GIVEN TASK:
Report, word for word, every line of the material that contains "conditions".

::: SUPPLIED DATA

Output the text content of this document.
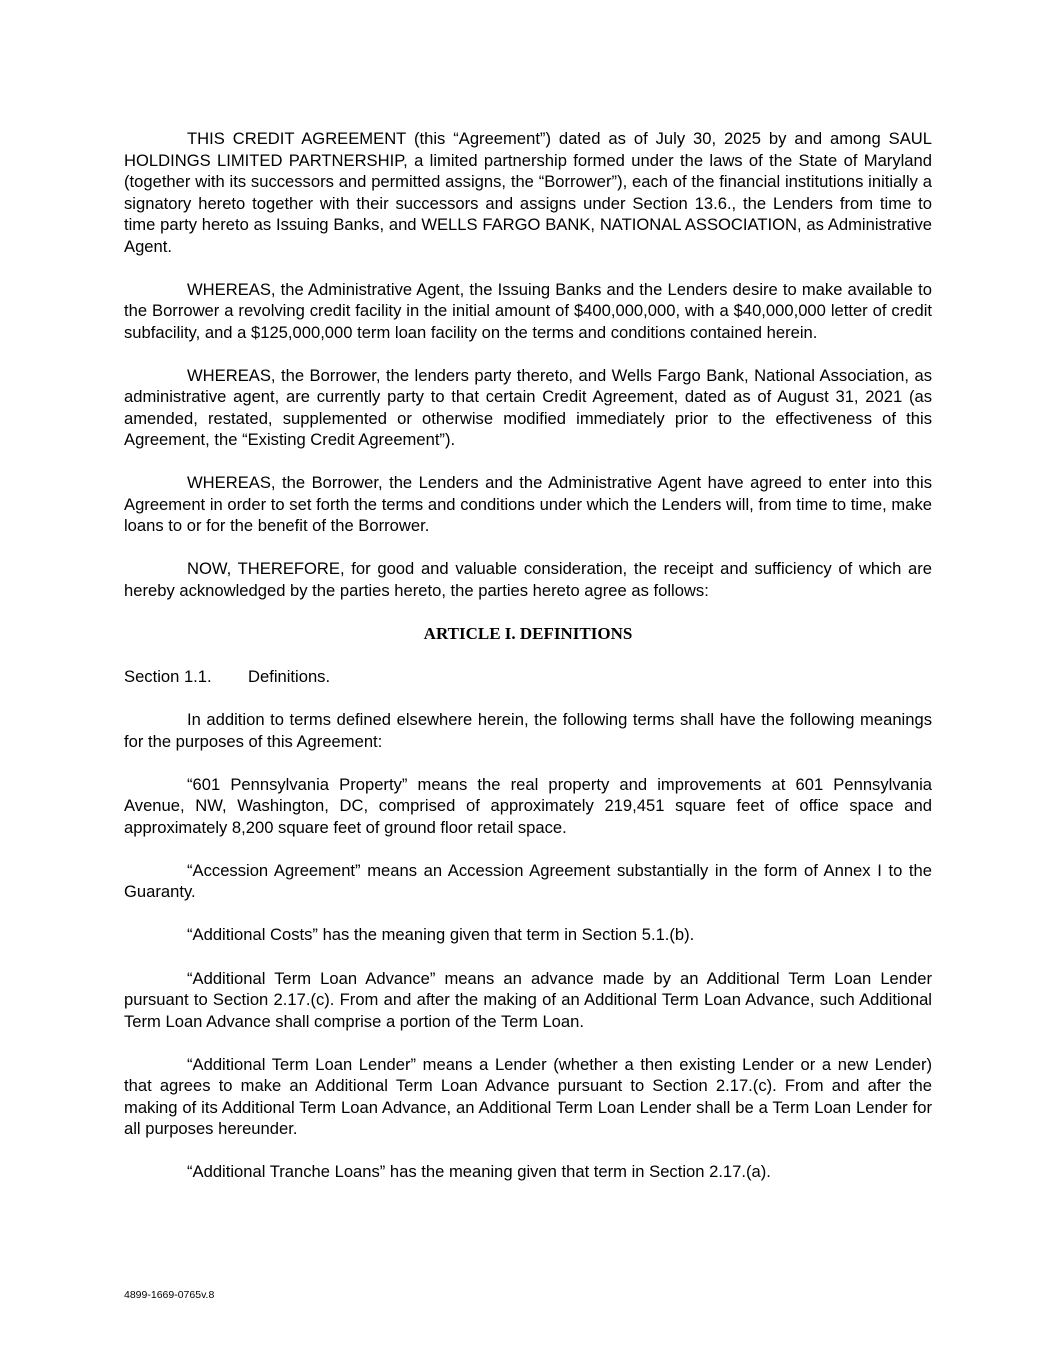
THIS CREDIT AGREEMENT (this “Agreement”) dated as of July 30, 2025 by and among SAUL HOLDINGS LIMITED PARTNERSHIP, a limited partnership formed under the laws of the State of Maryland (together with its successors and permitted assigns, the “Borrower”), each of the financial institutions initially a signatory hereto together with their successors and assigns under Section 13.6., the Lenders from time to time party hereto as Issuing Banks, and WELLS FARGO BANK, NATIONAL ASSOCIATION, as Administrative Agent.

WHEREAS, the Administrative Agent, the Issuing Banks and the Lenders desire to make available to the Borrower a revolving credit facility in the initial amount of $400,000,000, with a $40,000,000 letter of credit subfacility, and a $125,000,000 term loan facility on the terms and conditions contained herein.

WHEREAS, the Borrower, the lenders party thereto, and Wells Fargo Bank, National Association, as administrative agent, are currently party to that certain Credit Agreement, dated as of August 31, 2021 (as amended, restated, supplemented or otherwise modified immediately prior to the effectiveness of this Agreement, the “Existing Credit Agreement”).

WHEREAS, the Borrower, the Lenders and the Administrative Agent have agreed to enter into this Agreement in order to set forth the terms and conditions under which the Lenders will, from time to time, make loans to or for the benefit of the Borrower.

NOW, THEREFORE, for good and valuable consideration, the receipt and sufficiency of which are hereby acknowledged by the parties hereto, the parties hereto agree as follows:

ARTICLE I. DEFINITIONS
Section 1.1. Definitions.

In addition to terms defined elsewhere herein, the following terms shall have the following meanings for the purposes of this Agreement:

“601 Pennsylvania Property” means the real property and improvements at 601 Pennsylvania Avenue, NW, Washington, DC, comprised of approximately 219,451 square feet of office space and approximately 8,200 square feet of ground floor retail space.

“Accession Agreement” means an Accession Agreement substantially in the form of Annex I to the Guaranty.

“Additional Costs” has the meaning given that term in Section 5.1.(b).

“Additional Term Loan Advance” means an advance made by an Additional Term Loan Lender pursuant to Section 2.17.(c). From and after the making of an Additional Term Loan Advance, such Additional Term Loan Advance shall comprise a portion of the Term Loan.

“Additional Term Loan Lender” means a Lender (whether a then existing Lender or a new Lender) that agrees to make an Additional Term Loan Advance pursuant to Section 2.17.(c). From and after the making of its Additional Term Loan Advance, an Additional Term Loan Lender shall be a Term Loan Lender for all purposes hereunder.

“Additional Tranche Loans” has the meaning given that term in Section 2.17.(a).

4899-1669-0765v.8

::::::

FULL RESPONSE:
WHEREAS, the Administrative Agent, the Issuing Banks and the Lenders desire to make available to the Borrower a revolving credit facility in the initial amount of $400,000,000, with a $40,000,000 letter of credit subfacility, and a $125,000,000 term loan facility on the terms and conditions contained herein.
WHEREAS, the Borrower, the Lenders and the Administrative Agent have agreed to enter into this Agreement in order to set forth the terms and conditions under which the Lenders will, from time to time, make loans to or for the benefit of the Borrower.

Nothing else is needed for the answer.